■ PROVIDED MATERIAL ■
────────────────────

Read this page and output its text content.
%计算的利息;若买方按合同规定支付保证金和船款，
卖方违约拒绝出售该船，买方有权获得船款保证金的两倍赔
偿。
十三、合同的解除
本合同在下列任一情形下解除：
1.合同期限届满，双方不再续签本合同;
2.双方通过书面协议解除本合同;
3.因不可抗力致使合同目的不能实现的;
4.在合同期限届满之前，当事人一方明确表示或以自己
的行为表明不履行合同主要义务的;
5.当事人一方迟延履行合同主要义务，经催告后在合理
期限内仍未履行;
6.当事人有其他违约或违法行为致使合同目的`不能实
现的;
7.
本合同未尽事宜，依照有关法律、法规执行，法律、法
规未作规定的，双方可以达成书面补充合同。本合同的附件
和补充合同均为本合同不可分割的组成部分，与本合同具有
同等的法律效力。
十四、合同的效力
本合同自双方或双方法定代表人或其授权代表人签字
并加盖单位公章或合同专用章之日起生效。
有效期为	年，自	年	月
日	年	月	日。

────────────────────

■ TASK OBJECTIVE ■
Reproduce the full listing above, character for character.

■ EXERCISE OUTPUT ■
Read this page and output its text content.
%计算的利息;若买方按合同规定支付保证金和船款，
卖方违约拒绝出售该船，买方有权获得船款保证金的两倍赔
偿。
十三、合同的解除
本合同在下列任一情形下解除：
1.合同期限届满，双方不再续签本合同;
2.双方通过书面协议解除本合同;
3.因不可抗力致使合同目的不能实现的;
4.在合同期限届满之前，当事人一方明确表示或以自己
的行为表明不履行合同主要义务的;
5.当事人一方迟延履行合同主要义务，经催告后在合理
期限内仍未履行;
6.当事人有其他违约或违法行为致使合同目的`不能实
现的;
7.
本合同未尽事宜，依照有关法律、法规执行，法律、法
规未作规定的，双方可以达成书面补充合同。本合同的附件
和补充合同均为本合同不可分割的组成部分，与本合同具有
同等的法律效力。
十四、合同的效力
本合同自双方或双方法定代表人或其授权代表人签字
并加盖单位公章或合同专用章之日起生效。
有效期为	年，自	年	月
日	年	月	日。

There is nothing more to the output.